- **Listed entries**:
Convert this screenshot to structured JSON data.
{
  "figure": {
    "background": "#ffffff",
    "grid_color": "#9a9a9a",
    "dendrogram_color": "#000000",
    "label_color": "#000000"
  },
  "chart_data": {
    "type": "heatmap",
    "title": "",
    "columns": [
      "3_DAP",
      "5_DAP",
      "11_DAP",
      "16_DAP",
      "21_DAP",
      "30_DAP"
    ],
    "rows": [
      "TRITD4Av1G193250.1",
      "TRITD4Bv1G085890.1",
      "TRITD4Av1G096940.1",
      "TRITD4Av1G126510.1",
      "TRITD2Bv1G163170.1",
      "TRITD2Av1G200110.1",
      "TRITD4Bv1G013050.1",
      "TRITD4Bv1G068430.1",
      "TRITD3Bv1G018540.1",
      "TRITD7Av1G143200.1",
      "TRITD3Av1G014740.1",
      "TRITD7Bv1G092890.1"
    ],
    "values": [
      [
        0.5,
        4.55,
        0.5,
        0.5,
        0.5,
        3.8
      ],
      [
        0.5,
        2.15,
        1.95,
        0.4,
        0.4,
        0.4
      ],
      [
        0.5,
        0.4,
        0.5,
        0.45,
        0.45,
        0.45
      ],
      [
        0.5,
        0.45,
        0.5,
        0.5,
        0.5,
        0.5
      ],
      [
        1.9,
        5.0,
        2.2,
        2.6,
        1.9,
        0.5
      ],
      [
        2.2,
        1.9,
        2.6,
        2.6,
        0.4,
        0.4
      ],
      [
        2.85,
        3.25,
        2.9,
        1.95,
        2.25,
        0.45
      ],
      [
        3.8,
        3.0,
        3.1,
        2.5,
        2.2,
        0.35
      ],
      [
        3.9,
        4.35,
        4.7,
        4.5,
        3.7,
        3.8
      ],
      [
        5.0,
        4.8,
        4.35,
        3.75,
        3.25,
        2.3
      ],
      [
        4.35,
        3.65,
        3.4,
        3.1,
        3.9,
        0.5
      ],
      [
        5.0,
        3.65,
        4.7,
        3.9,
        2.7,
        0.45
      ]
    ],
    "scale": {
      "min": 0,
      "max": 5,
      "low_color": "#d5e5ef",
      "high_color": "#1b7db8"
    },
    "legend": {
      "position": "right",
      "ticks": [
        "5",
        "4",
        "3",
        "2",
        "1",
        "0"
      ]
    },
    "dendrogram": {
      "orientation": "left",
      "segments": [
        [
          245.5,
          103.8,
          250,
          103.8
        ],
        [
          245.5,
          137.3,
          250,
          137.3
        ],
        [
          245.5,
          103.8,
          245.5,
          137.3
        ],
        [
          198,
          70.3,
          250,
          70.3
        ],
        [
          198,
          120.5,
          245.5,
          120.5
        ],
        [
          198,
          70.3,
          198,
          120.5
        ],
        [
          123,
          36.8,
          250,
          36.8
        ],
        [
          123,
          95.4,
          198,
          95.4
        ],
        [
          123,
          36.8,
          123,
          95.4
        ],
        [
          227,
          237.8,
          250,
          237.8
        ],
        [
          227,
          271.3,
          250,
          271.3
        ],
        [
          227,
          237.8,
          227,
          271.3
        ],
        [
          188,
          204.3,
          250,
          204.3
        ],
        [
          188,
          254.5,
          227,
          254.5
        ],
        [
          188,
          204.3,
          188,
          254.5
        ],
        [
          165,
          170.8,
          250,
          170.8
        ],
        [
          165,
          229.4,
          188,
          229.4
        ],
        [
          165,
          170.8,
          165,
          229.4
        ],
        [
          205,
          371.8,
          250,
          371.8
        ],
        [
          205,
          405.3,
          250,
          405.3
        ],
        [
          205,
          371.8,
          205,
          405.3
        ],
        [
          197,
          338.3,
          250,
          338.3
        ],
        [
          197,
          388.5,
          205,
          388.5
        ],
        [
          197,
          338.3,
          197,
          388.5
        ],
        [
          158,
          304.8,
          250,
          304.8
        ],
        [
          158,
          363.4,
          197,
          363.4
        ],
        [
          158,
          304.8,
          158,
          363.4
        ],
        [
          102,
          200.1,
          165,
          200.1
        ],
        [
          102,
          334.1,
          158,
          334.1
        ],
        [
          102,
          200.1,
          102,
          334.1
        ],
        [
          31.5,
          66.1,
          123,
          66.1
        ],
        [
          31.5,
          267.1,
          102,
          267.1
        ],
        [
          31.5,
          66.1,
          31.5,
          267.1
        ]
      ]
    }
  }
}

- **Prompt**: Repeat the material above in full, quoting it exactly.

- **Full response**:
Convert this screenshot to structured JSON data.
{
  "figure": {
    "background": "#ffffff",
    "grid_color": "#9a9a9a",
    "dendrogram_color": "#000000",
    "label_color": "#000000"
  },
  "chart_data": {
    "type": "heatmap",
    "title": "",
    "columns": [
      "3_DAP",
      "5_DAP",
      "11_DAP",
      "16_DAP",
      "21_DAP",
      "30_DAP"
    ],
    "rows": [
      "TRITD4Av1G193250.1",
      "TRITD4Bv1G085890.1",
      "TRITD4Av1G096940.1",
      "TRITD4Av1G126510.1",
      "TRITD2Bv1G163170.1",
      "TRITD2Av1G200110.1",
      "TRITD4Bv1G013050.1",
      "TRITD4Bv1G068430.1",
      "TRITD3Bv1G018540.1",
      "TRITD7Av1G143200.1",
      "TRITD3Av1G014740.1",
      "TRITD7Bv1G092890.1"
    ],
    "values": [
      [
        0.5,
        4.55,
        0.5,
        0.5,
        0.5,
        3.8
      ],
      [
        0.5,
        2.15,
        1.95,
        0.4,
        0.4,
        0.4
      ],
      [
        0.5,
        0.4,
        0.5,
        0.45,
        0.45,
        0.45
      ],
      [
        0.5,
        0.45,
        0.5,
        0.5,
        0.5,
        0.5
      ],
      [
        1.9,
        5.0,
        2.2,
        2.6,
        1.9,
        0.5
      ],
      [
        2.2,
        1.9,
        2.6,
        2.6,
        0.4,
        0.4
      ],
      [
        2.85,
        3.25,
        2.9,
        1.95,
        2.25,
        0.45
      ],
      [
        3.8,
        3.0,
        3.1,
        2.5,
        2.2,
        0.35
      ],
      [
        3.9,
        4.35,
        4.7,
        4.5,
        3.7,
        3.8
      ],
      [
        5.0,
        4.8,
        4.35,
        3.75,
        3.25,
        2.3
      ],
      [
        4.35,
        3.65,
        3.4,
        3.1,
        3.9,
        0.5
      ],
      [
        5.0,
        3.65,
        4.7,
        3.9,
        2.7,
        0.45
      ]
    ],
    "scale": {
      "min": 0,
      "max": 5,
      "low_color": "#d5e5ef",
      "high_color": "#1b7db8"
    },
    "legend": {
      "position": "right",
      "ticks": [
        "5",
        "4",
        "3",
        "2",
        "1",
        "0"
      ]
    },
    "dendrogram": {
      "orientation": "left",
      "segments": [
        [
          245.5,
          103.8,
          250,
          103.8
        ],
        [
          245.5,
          137.3,
          250,
          137.3
        ],
        [
          245.5,
          103.8,
          245.5,
          137.3
        ],
        [
          198,
          70.3,
          250,
          70.3
        ],
        [
          198,
          120.5,
          245.5,
          120.5
        ],
        [
          198,
          70.3,
          198,
          120.5
        ],
        [
          123,
          36.8,
          250,
          36.8
        ],
        [
          123,
          95.4,
          198,
          95.4
        ],
        [
          123,
          36.8,
          123,
          95.4
        ],
        [
          227,
          237.8,
          250,
          237.8
        ],
        [
          227,
          271.3,
          250,
          271.3
        ],
        [
          227,
          237.8,
          227,
          271.3
        ],
        [
          188,
          204.3,
          250,
          204.3
        ],
        [
          188,
          254.5,
          227,
          254.5
        ],
        [
          188,
          204.3,
          188,
          254.5
        ],
        [
          165,
          170.8,
          250,
          170.8
        ],
        [
          165,
          229.4,
          188,
          229.4
        ],
        [
          165,
          170.8,
          165,
          229.4
        ],
        [
          205,
          371.8,
          250,
          371.8
        ],
        [
          205,
          405.3,
          250,
          405.3
        ],
        [
          205,
          371.8,
          205,
          405.3
        ],
        [
          197,
          338.3,
          250,
          338.3
        ],
        [
          197,
          388.5,
          205,
          388.5
        ],
        [
          197,
          338.3,
          197,
          388.5
        ],
        [
          158,
          304.8,
          250,
          304.8
        ],
        [
          158,
          363.4,
          197,
          363.4
        ],
        [
          158,
          304.8,
          158,
          363.4
        ],
        [
          102,
          200.1,
          165,
          200.1
        ],
        [
          102,
          334.1,
          158,
          334.1
        ],
        [
          102,
          200.1,
          102,
          334.1
        ],
        [
          31.5,
          66.1,
          123,
          66.1
        ],
        [
          31.5,
          267.1,
          102,
          267.1
        ],
        [
          31.5,
          66.1,
          31.5,
          267.1
        ]
      ]
    }
  }
}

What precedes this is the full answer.